— Begin SOURCE MATERIAL —

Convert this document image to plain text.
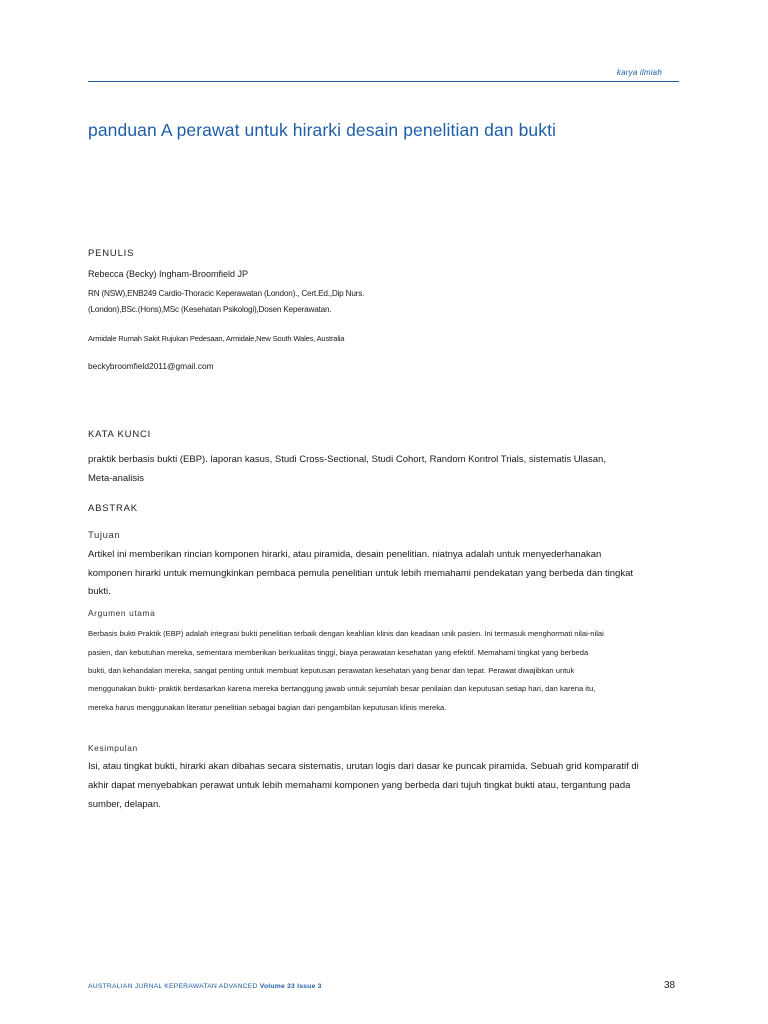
karya ilmiah
panduan A perawat untuk hirarki desain penelitian dan bukti
PENULIS
Rebecca (Becky) Ingham-Broomfield JP
RN (NSW),ENB249 Cardio-Thoracic Keperawatan (London)., Cert.Ed.,Dip Nurs.
(London),BSc.(Hons),MSc (Kesehatan Psikologi),Dosen Keperawatan.
Armidale Rumah Sakit Rujukan Pedesaan, Armidale,New South Wales, Australia
beckybroomfield2011@gmail.com
KATA KUNCI
praktik berbasis bukti (EBP). laporan kasus, Studi Cross-Sectional, Studi Cohort, Random Kontrol Trials, sistematis Ulasan,
Meta-analisis
ABSTRAK
Tujuan
Artikel ini memberikan rincian komponen hirarki, atau piramida, desain penelitian. niatnya adalah untuk menyederhanakan
komponen hirarki untuk memungkinkan pembaca pemula penelitian untuk lebih memahami pendekatan yang berbeda dan tingkat
bukti.
Argumen utama
Berbasis bukti Praktik (EBP) adalah integrasi bukti penelitian terbaik dengan keahlian klinis dan keadaan unik pasien. Ini termasuk menghormati nilai-nilai
pasien, dan kebutuhan mereka, sementara memberikan berkualitas tinggi, biaya perawatan kesehatan yang efektif. Memahami tingkat yang berbeda
bukti, dan kehandalan mereka, sangat penting untuk membuat keputusan perawatan kesehatan yang benar dan tepat. Perawat diwajibkan untuk
menggunakan bukti- praktik berdasarkan karena mereka bertanggung jawab untuk sejumlah besar penilaian dan keputusan setiap hari, dan karena itu,
mereka harus menggunakan literatur penelitian sebagai bagian dari pengambilan keputusan klinis mereka.
Kesimpulan
Isi, atau tingkat bukti, hirarki akan dibahas secara sistematis, urutan logis dari dasar ke puncak piramida. Sebuah grid komparatif di
akhir dapat menyebabkan perawat untuk lebih memahami komponen yang berbeda dari tujuh tingkat bukti atau, tergantung pada
sumber, delapan.
AUSTRALIAN JURNAL KEPERAWATAN ADVANCED Volume 33 Issue 3	38
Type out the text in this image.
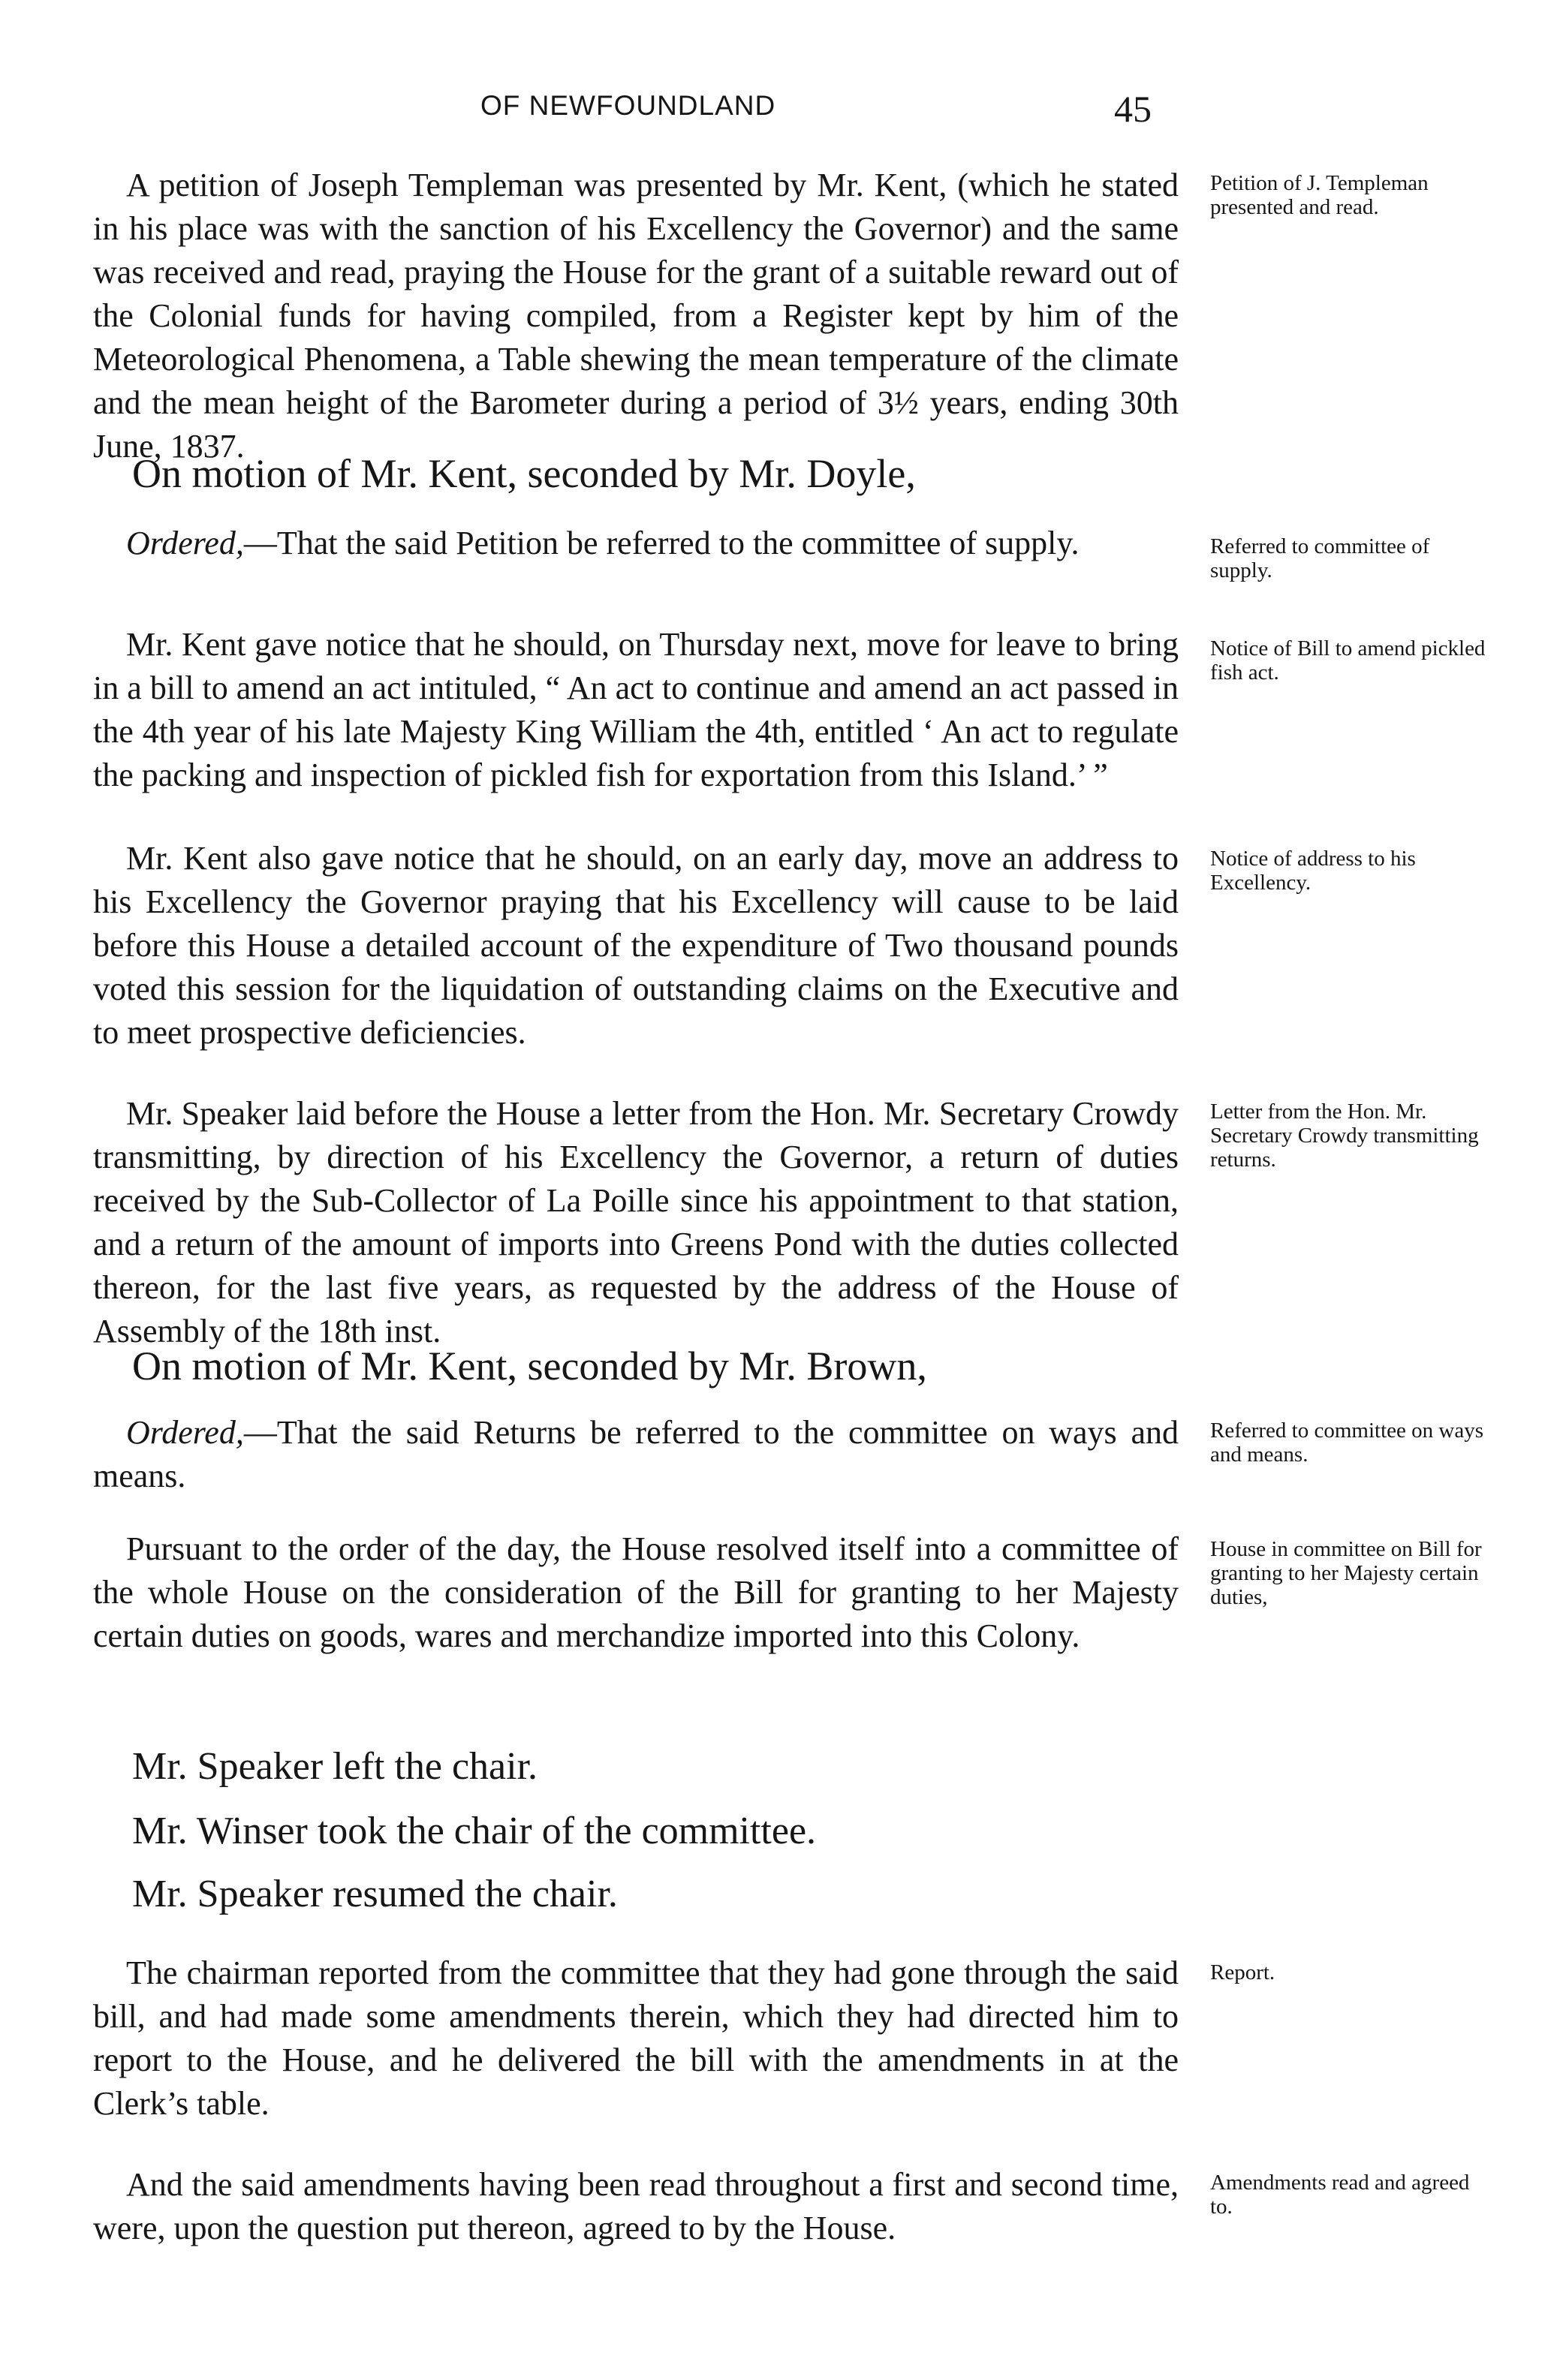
OF NEWFOUNDLAND	45

A petition of Joseph Templeman was presented by Mr. Kent, (which he stated in his place was with the sanction of his Excellency the Governor) and the same was received and read, praying the House for the grant of a suitable reward out of the Colonial funds for having compiled, from a Register kept by him of the Meteorological Phenomena, a Table shewing the mean temperature of the climate and the mean height of the Barometer during a period of 3½ years, ending 30th June, 1837.

Petition of J. Templeman presented and read.

On motion of Mr. Kent, seconded by Mr. Doyle,

Ordered,—That the said Petition be referred to the committee of supply.	Referred to committee of supply.

Mr. Kent gave notice that he should, on Thursday next, move for leave to bring in a bill to amend an act intituled, “ An act to continue and amend an act passed in the 4th year of his late Majesty King William the 4th, entitled ‘ An act to regulate the packing and inspection of pickled fish for exportation from this Island.’ ”

Notice of Bill to amend pickled fish act.

Mr. Kent also gave notice that he should, on an early day, move an address to his Excellency the Governor praying that his Excellency will cause to be laid before this House a detailed account of the expenditure of Two thousand pounds voted this session for the liquidation of outstanding claims on the Executive and to meet prospective deficiencies.

Notice of address to his Excellency.

Mr. Speaker laid before the House a letter from the Hon. Mr. Secretary Crowdy transmitting, by direction of his Excellency the Governor, a return of duties received by the Sub-Collector of La Poille since his appointment to that station, and a return of the amount of imports into Greens Pond with the duties collected thereon, for the last five years, as requested by the address of the House of Assembly of the 18th inst.

Letter from the Hon. Mr. Secretary Crowdy transmitting returns.

On motion of Mr. Kent, seconded by Mr. Brown,

Ordered,—That the said Returns be referred to the committee on ways and means.

Referred to committee on ways and means.

Pursuant to the order of the day, the House resolved itself into a committee of the whole House on the consideration of the Bill for granting to her Majesty certain duties on goods, wares and merchandize imported into this Colony.

House in committee on Bill for granting to her Majesty certain duties,

Mr. Speaker left the chair.

Mr. Winser took the chair of the committee.

Mr. Speaker resumed the chair.

The chairman reported from the committee that they had gone through the said bill, and had made some amendments therein, which they had directed him to report to the House, and he delivered the bill with the amendments in at the Clerk’s table.

Report.

And the said amendments having been read throughout a first and second time, were, upon the question put thereon, agreed to by the House.

Amendments read and agreed to.
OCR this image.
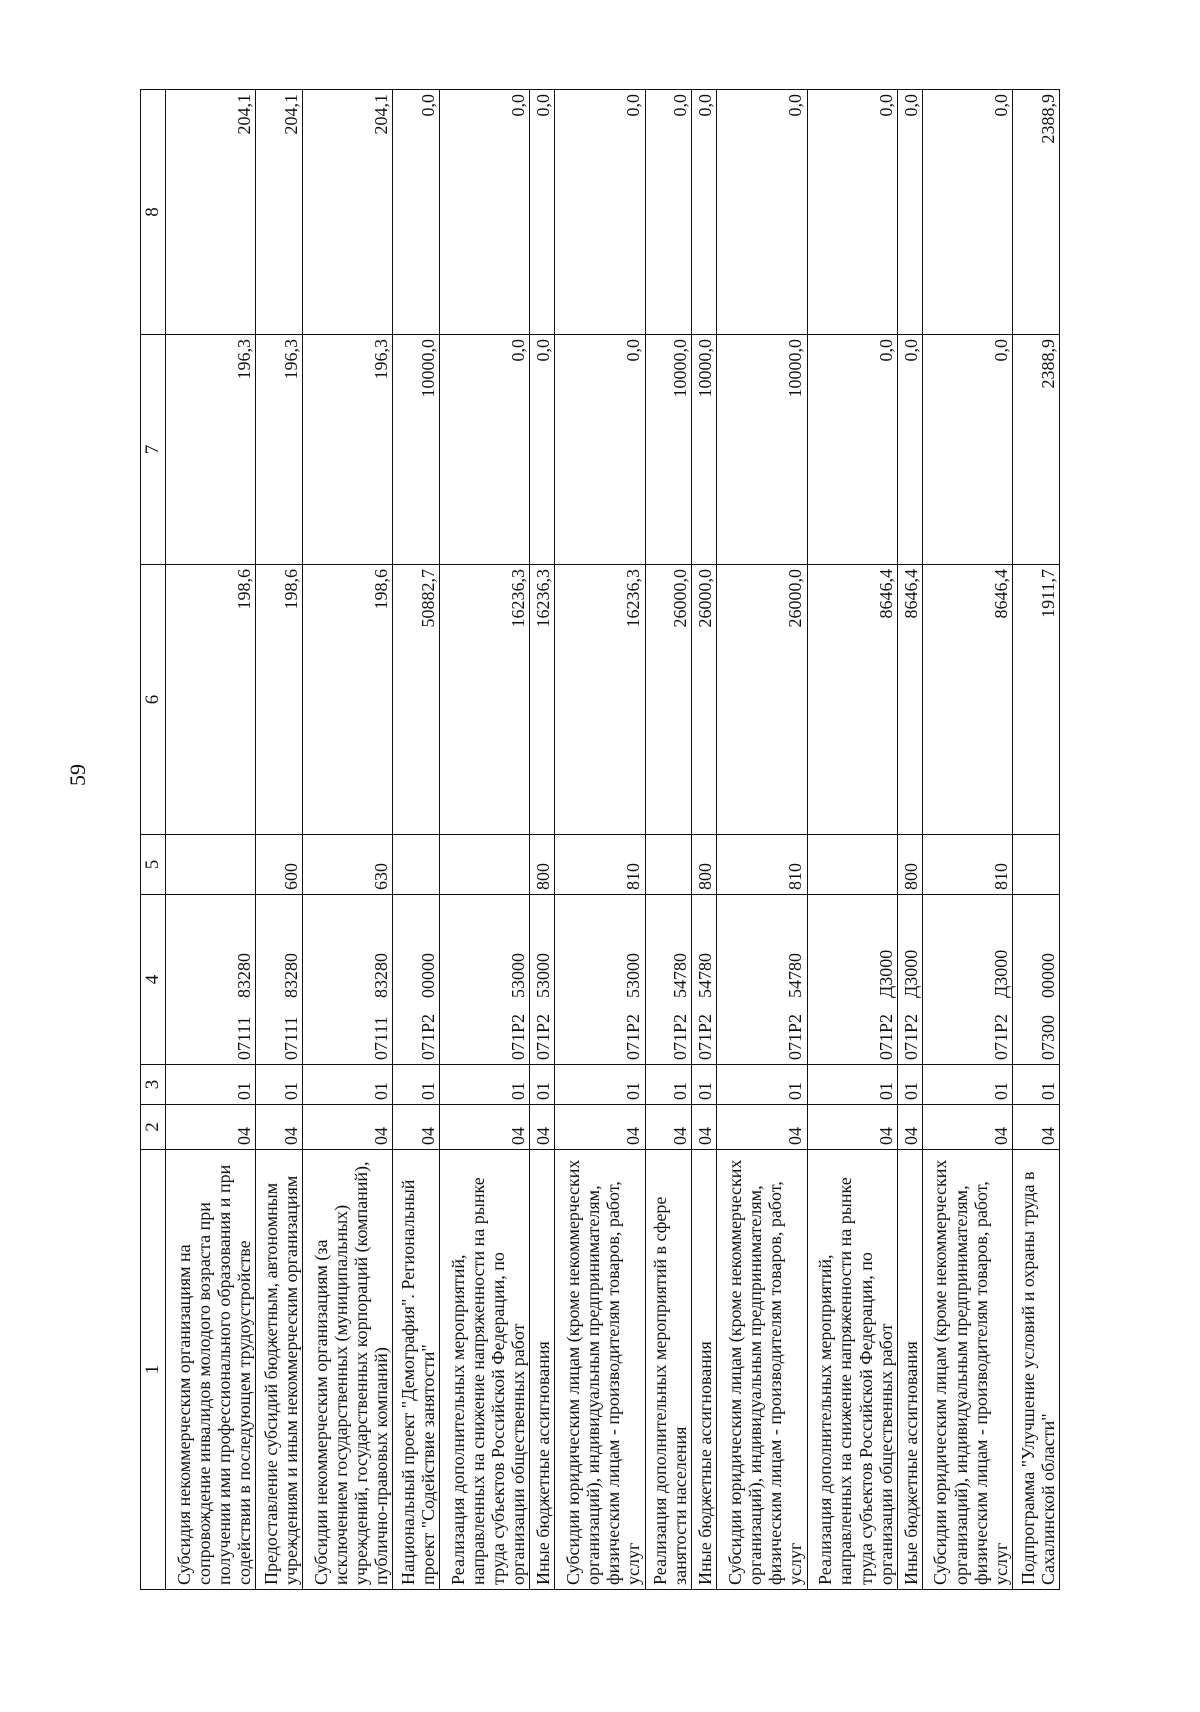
59
1	2	3	4	5	6	7	8
Субсидия некоммерческим организациям на сопровождение инвалидов молодого возраста при получении ими профессионального образования и при содействии в последующем трудоустройстве	04	01	0711183280		198,6	196,3	204,1
Предоставление субсидий бюджетным, автономным учреждениям и иным некоммерческим организациям	04	01	0711183280	600	198,6	196,3	204,1
Субсидии некоммерческим организациям (за исключением государственных (муниципальных) учреждений, государственных корпораций (компаний), публично-правовых компаний)	04	01	0711183280	630	198,6	196,3	204,1
Национальный проект "Демография". Региональный проект "Содействие занятости"	04	01	071P200000		50882,7	10000,0	0,0
Реализация дополнительных мероприятий, направленных на снижение напряженности на рынке труда субъектов Российской Федерации, по организации общественных работ	04	01	071P253000		16236,3	0,0	0,0
Иные бюджетные ассигнования	04	01	071P253000	800	16236,3	0,0	0,0
Субсидии юридическим лицам (кроме некоммерческих организаций), индивидуальным предпринимателям, физическим лицам - производителям товаров, работ, услуг	04	01	071P253000	810	16236,3	0,0	0,0
Реализация дополнительных мероприятий в сфере занятости населения	04	01	071P254780		26000,0	10000,0	0,0
Иные бюджетные ассигнования	04	01	071P254780	800	26000,0	10000,0	0,0
Субсидии юридическим лицам (кроме некоммерческих организаций), индивидуальным предпринимателям, физическим лицам - производителям товаров, работ, услуг	04	01	071P254780	810	26000,0	10000,0	0,0
Реализация дополнительных мероприятий, направленных на снижение напряженности на рынке труда субъектов Российской Федерации, по организации общественных работ	04	01	071P2Д3000		8646,4	0,0	0,0
Иные бюджетные ассигнования	04	01	071P2Д3000	800	8646,4	0,0	0,0
Субсидии юридическим лицам (кроме некоммерческих организаций), индивидуальным предпринимателям, физическим лицам - производителям товаров, работ, услуг	04	01	071P2Д3000	810	8646,4	0,0	0,0
Подпрограмма "Улучшение условий и охраны труда в Сахалинской области"	04	01	0730000000		1911,7	2388,9	2388,9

— End SOURCE MATERIAL —

| OBJECTIVE |
Look through the records and gather each line with the word "seconded".

| SOLUTION TO THE PROBLEM |
On motion of Mr. Kent, seconded by Mr. Doyle,
On motion of Mr. Kent, seconded by Mr. Brown,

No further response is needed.